Selected passage >>
┄┄┄┄┄┄┄┄┄┄┄┄┄┄┄┄┄┄┄┄

The Irish Times view on the Kevin Lunney case: the investigation must continue

The sentences should reinforce the call to action: that if people have information that might help the investigation they have a duty to share it

Kevin Lunney was abducted from outside his home and taken to a container where his leg was broken with a baseball bat and the letters “QIH” scored into his chest with a Stanley knife. Photograph: BBC Spotlight
Kevin Lunney was abducted from outside his home and taken to a container where his leg was broken with a baseball bat and the letters “QIH” scored into his chest with a Stanley knife. Photograph: BBC Spotlight

The message sent by the long prison sentences handed down by the Special Criminal Court to three of the men behind the kidnapping and brutal assault of businessman Kevin Lunney should be heard loudest in the Border region where this horrific attack took place. The jail terms of 18, 25 and 30 years are a clear signal that the State's criminal justice system will not tolerate such savagery. Local people in the Cavan-Fermanagh area should not tolerate it either, knowing that the mysterious paymaster who financed and benefited from the attack remains at large, even if the muscle who carried it out have been convicted.

┄┄┄┄┄┄┄┄┄┄┄┄┄┄┄┄┄┄┄┄

Problem details >> In the editorial on the Kevin Lunney case, condense the paragraph beginning "The message sent by the long prison sentences" into a short list of its main points.

Data provided >>
┄┄┄┄┄┄┄┄┄┄┄┄┄┄┄┄┄┄┄┄

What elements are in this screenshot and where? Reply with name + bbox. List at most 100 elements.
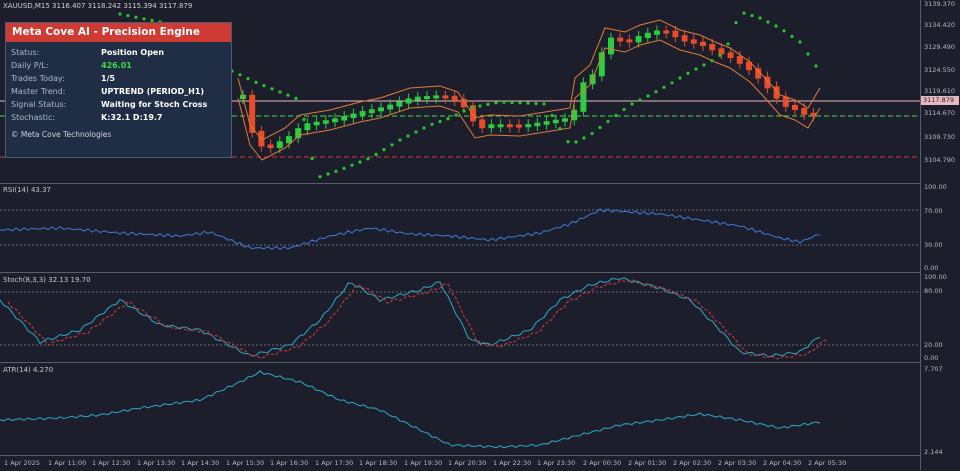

┄┄┄┄┄┄┄┄┄┄┄┄┄┄┄┄┄┄┄┄

Response for this exercise >>
- The Special Criminal Court gave three of the men behind the kidnapping and assault of businessman Kevin Lunney jail terms of 18, 25 and 30 years.
- This message should be heard loudest in the Border region, where the attack took place.
- The sentences signal that the State's criminal justice system will not tolerate such savagery.
- People in the Cavan-Fermanagh area should not tolerate it either.
- The attackers have been convicted, but the paymaster who financed and benefited from the attack remains at large.